* **Input material**:
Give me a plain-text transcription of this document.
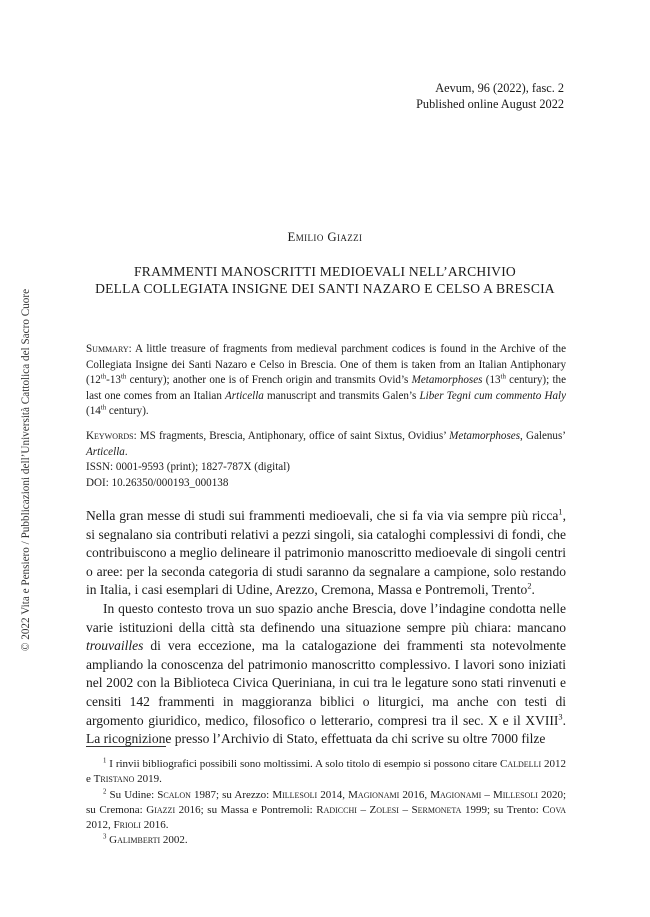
© 2022 Vita e Pensiero / Pubblicazioni dell’Università Cattolica del Sacro Cuore
Aevum, 96 (2022), fasc. 2
Published online August 2022
Emilio Giazzi
FRAMMENTI MANOSCRITTI MEDIOEVALI NELL’ARCHIVIO
DELLA COLLEGIATA INSIGNE DEI SANTI NAZARO E CELSO A BRESCIA
Summary: A little treasure of fragments from medieval parchment codices is found in the Archive of the Collegiata Insigne dei Santi Nazaro e Celso in Brescia. One of them is taken from an Italian Antiphonary (12th-13th century); another one is of French origin and transmits Ovid’s Metamorphoses (13th century); the last one comes from an Italian Articella manuscript and transmits Galen’s Liber Tegni cum commento Haly (14th century).
Keywords: MS fragments, Brescia, Antiphonary, office of saint Sixtus, Ovidius’ Metamorphoses, Galenus’ Articella.
ISSN: 0001-9593 (print); 1827-787X (digital)
DOI: 10.26350/000193_000138

Nella gran messe di studi sui frammenti medioevali, che si fa via via sempre più ricca$^1$, si segnalano sia contributi relativi a pezzi singoli, sia cataloghi complessivi di fondi, che contribuiscono a meglio delineare il patrimonio manoscritto medioevale di singoli centri o aree: per la seconda categoria di studi saranno da segnalare a campione, solo restando in Italia, i casi esemplari di Udine, Arezzo, Cremona, Massa e Pontremoli, Trento$^2$.

In questo contesto trova un suo spazio anche Brescia, dove l’indagine condotta nelle varie istituzioni della città sta definendo una situazione sempre più chiara: mancano trouvailles di vera eccezione, ma la catalogazione dei frammenti sta notevolmente ampliando la conoscenza del patrimonio manoscritto complessivo. I lavori sono iniziati nel 2002 con la Biblioteca Civica Queriniana, in cui tra le legature sono stati rinvenuti e censiti 142 frammenti in maggioranza biblici o liturgici, ma anche con testi di argomento giuridico, medico, filosofico o letterario, compresi tra il sec. X e il XVIII$^3$. La ricognizione presso l’Archivio di Stato, effettuata da chi scrive su oltre 7000 filze

$^1$ I rinvii bibliografici possibili sono moltissimi. A solo titolo di esempio si possono citare Caldelli 2012 e Tristano 2019.

$^2$ Su Udine: Scalon 1987; su Arezzo: Millesoli 2014, Magionami 2016, Magionami – Millesoli 2020; su Cremona: Giazzi 2016; su Massa e Pontremoli: Radicchi – Zolesi – Sermoneta 1999; su Trento: Cova 2012, Frioli 2016.

$^3$ Galimberti 2002.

* **What is being asked**:
Search the listing for the word "Antiphonary" and return each line that holds it.

* **Result below**:
Summary: A little treasure of fragments from medieval parchment codices is found in the Archive of the Collegiata Insigne dei Santi Nazaro e Celso in Brescia. One of them is taken from an Italian Antiphonary (12th-13th century); another one is of French origin and transmits Ovid’s Metamorphoses (13th century); the last one comes from an Italian Articella manuscript and transmits Galen’s Liber Tegni cum commento Haly (14th century).
Keywords: MS fragments, Brescia, Antiphonary, office of saint Sixtus, Ovidius’ Metamorphoses, Galenus’ Articella.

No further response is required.